Task statement
Skip the pictures and repeat each line of the data exactly.

Data section
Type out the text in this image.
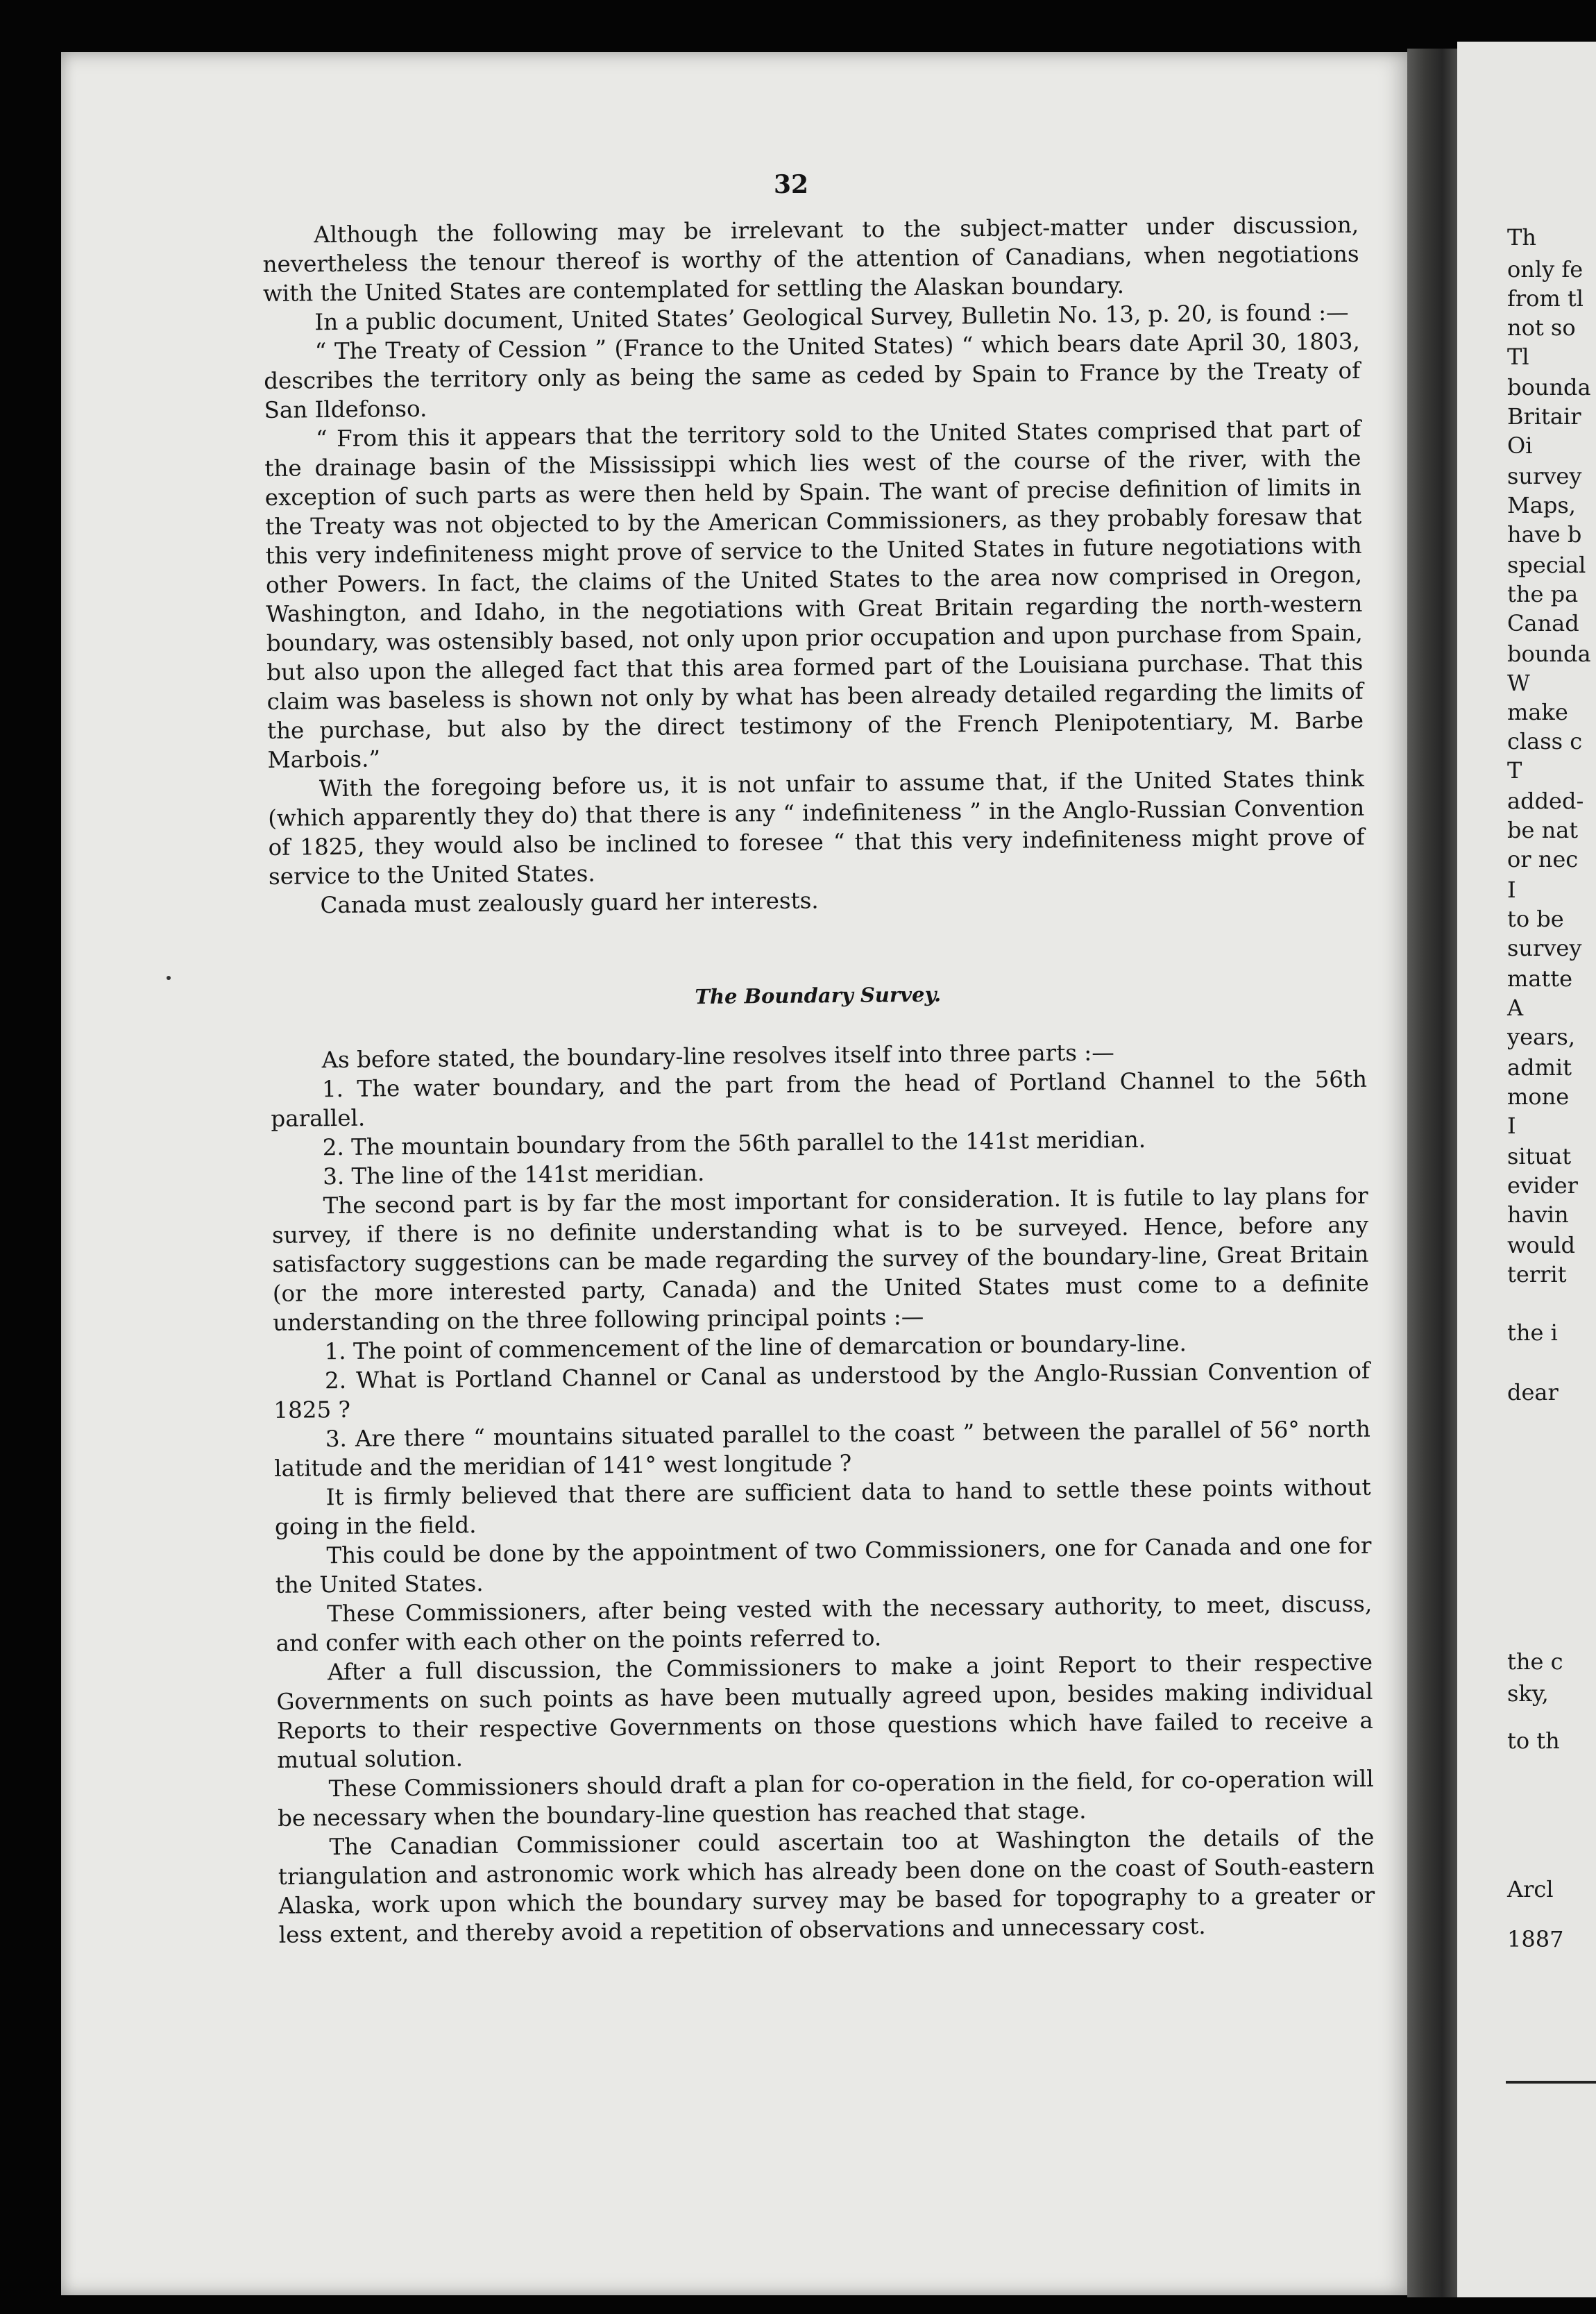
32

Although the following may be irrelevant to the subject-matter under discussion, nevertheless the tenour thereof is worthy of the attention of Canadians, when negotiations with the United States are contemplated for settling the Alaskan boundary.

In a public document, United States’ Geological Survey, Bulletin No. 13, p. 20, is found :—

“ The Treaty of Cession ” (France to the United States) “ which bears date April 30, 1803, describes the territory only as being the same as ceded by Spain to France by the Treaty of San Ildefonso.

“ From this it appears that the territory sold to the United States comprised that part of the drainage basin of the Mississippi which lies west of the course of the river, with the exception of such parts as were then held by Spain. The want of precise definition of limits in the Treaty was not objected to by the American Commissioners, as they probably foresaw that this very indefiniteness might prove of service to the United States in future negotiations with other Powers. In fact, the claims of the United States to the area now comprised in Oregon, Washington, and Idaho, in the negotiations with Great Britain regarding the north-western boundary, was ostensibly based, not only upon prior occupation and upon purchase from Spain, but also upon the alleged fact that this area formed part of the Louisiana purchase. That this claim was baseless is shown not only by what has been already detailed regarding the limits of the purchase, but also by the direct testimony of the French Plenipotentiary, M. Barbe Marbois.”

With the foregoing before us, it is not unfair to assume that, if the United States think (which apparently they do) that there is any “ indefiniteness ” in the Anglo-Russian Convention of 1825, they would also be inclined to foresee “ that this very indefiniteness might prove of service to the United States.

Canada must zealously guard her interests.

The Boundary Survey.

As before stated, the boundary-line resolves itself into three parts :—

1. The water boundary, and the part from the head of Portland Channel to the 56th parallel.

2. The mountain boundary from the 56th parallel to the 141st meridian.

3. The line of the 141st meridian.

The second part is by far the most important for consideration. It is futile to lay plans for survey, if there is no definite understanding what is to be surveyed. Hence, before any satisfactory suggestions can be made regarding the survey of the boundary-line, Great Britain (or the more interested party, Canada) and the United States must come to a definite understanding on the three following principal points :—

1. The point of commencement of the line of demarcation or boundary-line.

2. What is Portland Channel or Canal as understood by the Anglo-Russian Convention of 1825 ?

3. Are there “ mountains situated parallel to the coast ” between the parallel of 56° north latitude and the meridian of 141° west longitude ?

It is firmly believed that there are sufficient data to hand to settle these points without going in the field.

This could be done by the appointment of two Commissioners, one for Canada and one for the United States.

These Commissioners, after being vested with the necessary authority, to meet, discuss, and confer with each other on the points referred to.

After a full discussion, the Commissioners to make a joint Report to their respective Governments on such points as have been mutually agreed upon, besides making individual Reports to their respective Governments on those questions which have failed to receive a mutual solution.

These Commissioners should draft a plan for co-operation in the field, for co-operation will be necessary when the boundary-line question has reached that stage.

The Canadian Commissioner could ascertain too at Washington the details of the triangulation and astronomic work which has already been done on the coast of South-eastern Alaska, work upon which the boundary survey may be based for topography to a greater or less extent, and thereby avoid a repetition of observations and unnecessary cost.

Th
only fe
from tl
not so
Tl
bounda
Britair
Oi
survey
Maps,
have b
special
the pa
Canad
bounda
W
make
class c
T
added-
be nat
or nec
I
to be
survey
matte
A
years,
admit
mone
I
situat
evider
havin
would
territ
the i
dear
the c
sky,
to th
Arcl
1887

Finished task
Type out the text in this image.
32

Although the following may be irrelevant to the subject-matter under discussion, nevertheless the tenour thereof is worthy of the attention of Canadians, when negotiations with the United States are contemplated for settling the Alaskan boundary.

In a public document, United States’ Geological Survey, Bulletin No. 13, p. 20, is found :—

“ The Treaty of Cession ” (France to the United States) “ which bears date April 30, 1803, describes the territory only as being the same as ceded by Spain to France by the Treaty of San Ildefonso.

“ From this it appears that the territory sold to the United States comprised that part of the drainage basin of the Mississippi which lies west of the course of the river, with the exception of such parts as were then held by Spain. The want of precise definition of limits in the Treaty was not objected to by the American Commissioners, as they probably foresaw that this very indefiniteness might prove of service to the United States in future negotiations with other Powers. In fact, the claims of the United States to the area now comprised in Oregon, Washington, and Idaho, in the negotiations with Great Britain regarding the north-western boundary, was ostensibly based, not only upon prior occupation and upon purchase from Spain, but also upon the alleged fact that this area formed part of the Louisiana purchase. That this claim was baseless is shown not only by what has been already detailed regarding the limits of the purchase, but also by the direct testimony of the French Plenipotentiary, M. Barbe Marbois.”

With the foregoing before us, it is not unfair to assume that, if the United States think (which apparently they do) that there is any “ indefiniteness ” in the Anglo-Russian Convention of 1825, they would also be inclined to foresee “ that this very indefiniteness might prove of service to the United States.

Canada must zealously guard her interests.

The Boundary Survey.

As before stated, the boundary-line resolves itself into three parts :—

1. The water boundary, and the part from the head of Portland Channel to the 56th parallel.

2. The mountain boundary from the 56th parallel to the 141st meridian.

3. The line of the 141st meridian.

The second part is by far the most important for consideration. It is futile to lay plans for survey, if there is no definite understanding what is to be surveyed. Hence, before any satisfactory suggestions can be made regarding the survey of the boundary-line, Great Britain (or the more interested party, Canada) and the United States must come to a definite understanding on the three following principal points :—

1. The point of commencement of the line of demarcation or boundary-line.

2. What is Portland Channel or Canal as understood by the Anglo-Russian Convention of 1825 ?

3. Are there “ mountains situated parallel to the coast ” between the parallel of 56° north latitude and the meridian of 141° west longitude ?

It is firmly believed that there are sufficient data to hand to settle these points without going in the field.

This could be done by the appointment of two Commissioners, one for Canada and one for the United States.

These Commissioners, after being vested with the necessary authority, to meet, discuss, and confer with each other on the points referred to.

After a full discussion, the Commissioners to make a joint Report to their respective Governments on such points as have been mutually agreed upon, besides making individual Reports to their respective Governments on those questions which have failed to receive a mutual solution.

These Commissioners should draft a plan for co-operation in the field, for co-operation will be necessary when the boundary-line question has reached that stage.

The Canadian Commissioner could ascertain too at Washington the details of the triangulation and astronomic work which has already been done on the coast of South-eastern Alaska, work upon which the boundary survey may be based for topography to a greater or less extent, and thereby avoid a repetition of observations and unnecessary cost.

Th
only fe
from tl
not so
Tl
bounda
Britair
Oi
survey
Maps,
have b
special
the pa
Canad
bounda
W
make
class c
T
added-
be nat
or nec
I
to be
survey
matte
A
years,
admit
mone
I
situat
evider
havin
would
territ
the i
dear
the c
sky,
to th
Arcl
1887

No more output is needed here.